| Exercise |
Repeat the full listing below verbatim and keep the images out.

| Given entries |
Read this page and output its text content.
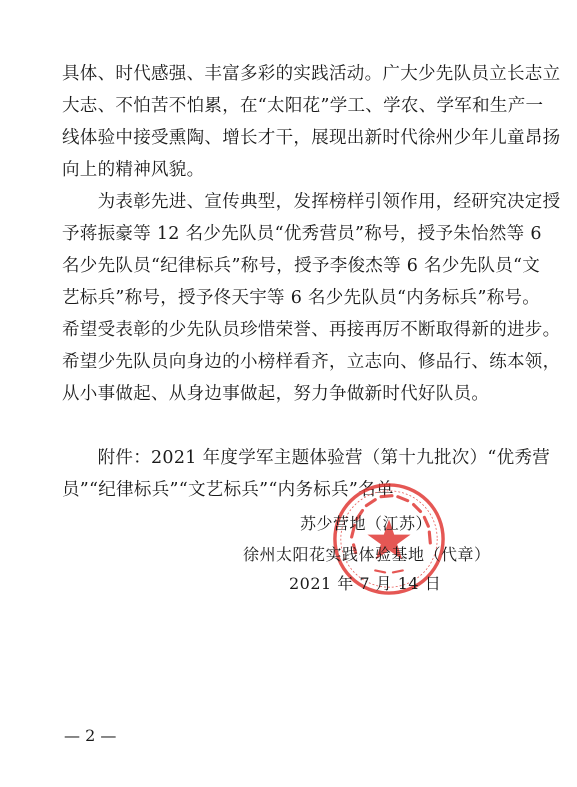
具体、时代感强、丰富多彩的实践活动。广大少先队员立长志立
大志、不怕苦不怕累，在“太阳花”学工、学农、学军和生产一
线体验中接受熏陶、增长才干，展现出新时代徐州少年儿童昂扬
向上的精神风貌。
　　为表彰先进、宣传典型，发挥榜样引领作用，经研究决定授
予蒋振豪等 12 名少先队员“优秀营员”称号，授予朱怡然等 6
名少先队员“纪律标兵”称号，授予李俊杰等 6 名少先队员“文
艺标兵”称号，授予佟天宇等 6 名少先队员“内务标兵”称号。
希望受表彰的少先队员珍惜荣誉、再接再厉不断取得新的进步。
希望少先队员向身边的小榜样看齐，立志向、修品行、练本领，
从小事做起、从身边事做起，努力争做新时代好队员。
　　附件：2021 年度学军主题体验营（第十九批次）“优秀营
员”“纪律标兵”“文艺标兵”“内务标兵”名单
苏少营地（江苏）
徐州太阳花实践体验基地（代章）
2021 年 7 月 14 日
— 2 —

| Written response |
Read this page and output its text content.
具体、时代感强、丰富多彩的实践活动。广大少先队员立长志立
大志、不怕苦不怕累，在“太阳花”学工、学农、学军和生产一
线体验中接受熏陶、增长才干，展现出新时代徐州少年儿童昂扬
向上的精神风貌。
　　为表彰先进、宣传典型，发挥榜样引领作用，经研究决定授
予蒋振豪等 12 名少先队员“优秀营员”称号，授予朱怡然等 6
名少先队员“纪律标兵”称号，授予李俊杰等 6 名少先队员“文
艺标兵”称号，授予佟天宇等 6 名少先队员“内务标兵”称号。
希望受表彰的少先队员珍惜荣誉、再接再厉不断取得新的进步。
希望少先队员向身边的小榜样看齐，立志向、修品行、练本领，
从小事做起、从身边事做起，努力争做新时代好队员。
　　附件：2021 年度学军主题体验营（第十九批次）“优秀营
员”“纪律标兵”“文艺标兵”“内务标兵”名单
苏少营地（江苏）
徐州太阳花实践体验基地（代章）
2021 年 7 月 14 日
— 2 —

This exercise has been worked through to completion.